* [Supplied material]
— Start —
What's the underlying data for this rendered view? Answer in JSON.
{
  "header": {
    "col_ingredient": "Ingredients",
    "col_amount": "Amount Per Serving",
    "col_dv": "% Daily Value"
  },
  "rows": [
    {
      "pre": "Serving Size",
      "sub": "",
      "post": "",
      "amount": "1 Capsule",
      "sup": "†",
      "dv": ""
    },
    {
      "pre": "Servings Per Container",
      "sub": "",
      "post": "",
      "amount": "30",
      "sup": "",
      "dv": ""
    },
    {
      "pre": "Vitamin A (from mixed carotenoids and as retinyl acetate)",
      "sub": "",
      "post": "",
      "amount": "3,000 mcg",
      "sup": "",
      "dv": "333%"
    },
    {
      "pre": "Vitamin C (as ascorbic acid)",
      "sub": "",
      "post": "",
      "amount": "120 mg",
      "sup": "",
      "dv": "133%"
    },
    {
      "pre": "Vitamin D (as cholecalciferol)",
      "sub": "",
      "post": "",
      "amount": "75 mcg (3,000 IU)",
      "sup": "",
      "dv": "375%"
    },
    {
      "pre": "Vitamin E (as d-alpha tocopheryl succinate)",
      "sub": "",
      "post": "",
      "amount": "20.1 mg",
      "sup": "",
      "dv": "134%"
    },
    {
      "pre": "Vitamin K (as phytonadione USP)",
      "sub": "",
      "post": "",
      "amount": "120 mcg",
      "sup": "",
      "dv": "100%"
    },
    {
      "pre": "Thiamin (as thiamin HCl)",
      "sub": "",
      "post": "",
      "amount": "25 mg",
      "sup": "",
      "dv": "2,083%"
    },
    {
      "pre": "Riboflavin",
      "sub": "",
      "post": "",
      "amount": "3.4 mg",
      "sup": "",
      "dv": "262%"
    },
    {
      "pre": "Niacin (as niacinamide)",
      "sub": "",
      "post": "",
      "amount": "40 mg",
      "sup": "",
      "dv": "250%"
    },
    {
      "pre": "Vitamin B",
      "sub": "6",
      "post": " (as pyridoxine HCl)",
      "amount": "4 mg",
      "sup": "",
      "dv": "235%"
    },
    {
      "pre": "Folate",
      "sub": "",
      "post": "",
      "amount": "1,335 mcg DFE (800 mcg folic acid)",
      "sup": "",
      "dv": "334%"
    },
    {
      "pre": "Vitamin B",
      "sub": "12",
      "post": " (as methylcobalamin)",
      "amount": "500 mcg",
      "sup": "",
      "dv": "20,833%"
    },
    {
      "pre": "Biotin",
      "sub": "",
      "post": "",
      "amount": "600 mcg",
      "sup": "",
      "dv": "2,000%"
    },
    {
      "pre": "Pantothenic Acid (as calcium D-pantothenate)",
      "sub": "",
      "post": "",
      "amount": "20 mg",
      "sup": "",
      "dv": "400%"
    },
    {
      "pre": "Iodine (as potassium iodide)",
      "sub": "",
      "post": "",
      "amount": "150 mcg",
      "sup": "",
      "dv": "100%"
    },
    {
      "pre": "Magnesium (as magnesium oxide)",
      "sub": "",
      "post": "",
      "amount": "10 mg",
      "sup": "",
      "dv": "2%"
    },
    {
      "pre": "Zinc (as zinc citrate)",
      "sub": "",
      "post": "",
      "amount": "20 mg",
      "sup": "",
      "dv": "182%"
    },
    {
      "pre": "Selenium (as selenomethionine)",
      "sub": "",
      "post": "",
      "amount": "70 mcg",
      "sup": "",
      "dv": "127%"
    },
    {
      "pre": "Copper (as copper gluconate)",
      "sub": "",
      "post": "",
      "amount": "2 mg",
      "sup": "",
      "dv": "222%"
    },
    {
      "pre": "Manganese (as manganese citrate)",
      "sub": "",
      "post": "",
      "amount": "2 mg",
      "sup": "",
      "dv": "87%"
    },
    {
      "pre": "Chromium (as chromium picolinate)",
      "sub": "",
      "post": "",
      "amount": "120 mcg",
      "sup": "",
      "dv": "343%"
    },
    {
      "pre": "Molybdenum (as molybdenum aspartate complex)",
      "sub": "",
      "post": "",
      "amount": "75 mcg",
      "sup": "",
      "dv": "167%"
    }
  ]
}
— End —
* [What to produce] From the listing, copy each line containing the word "citrate".

* [Solution to the problem]
      "pre": "Zinc (as zinc citrate)",
      "pre": "Manganese (as manganese citrate)",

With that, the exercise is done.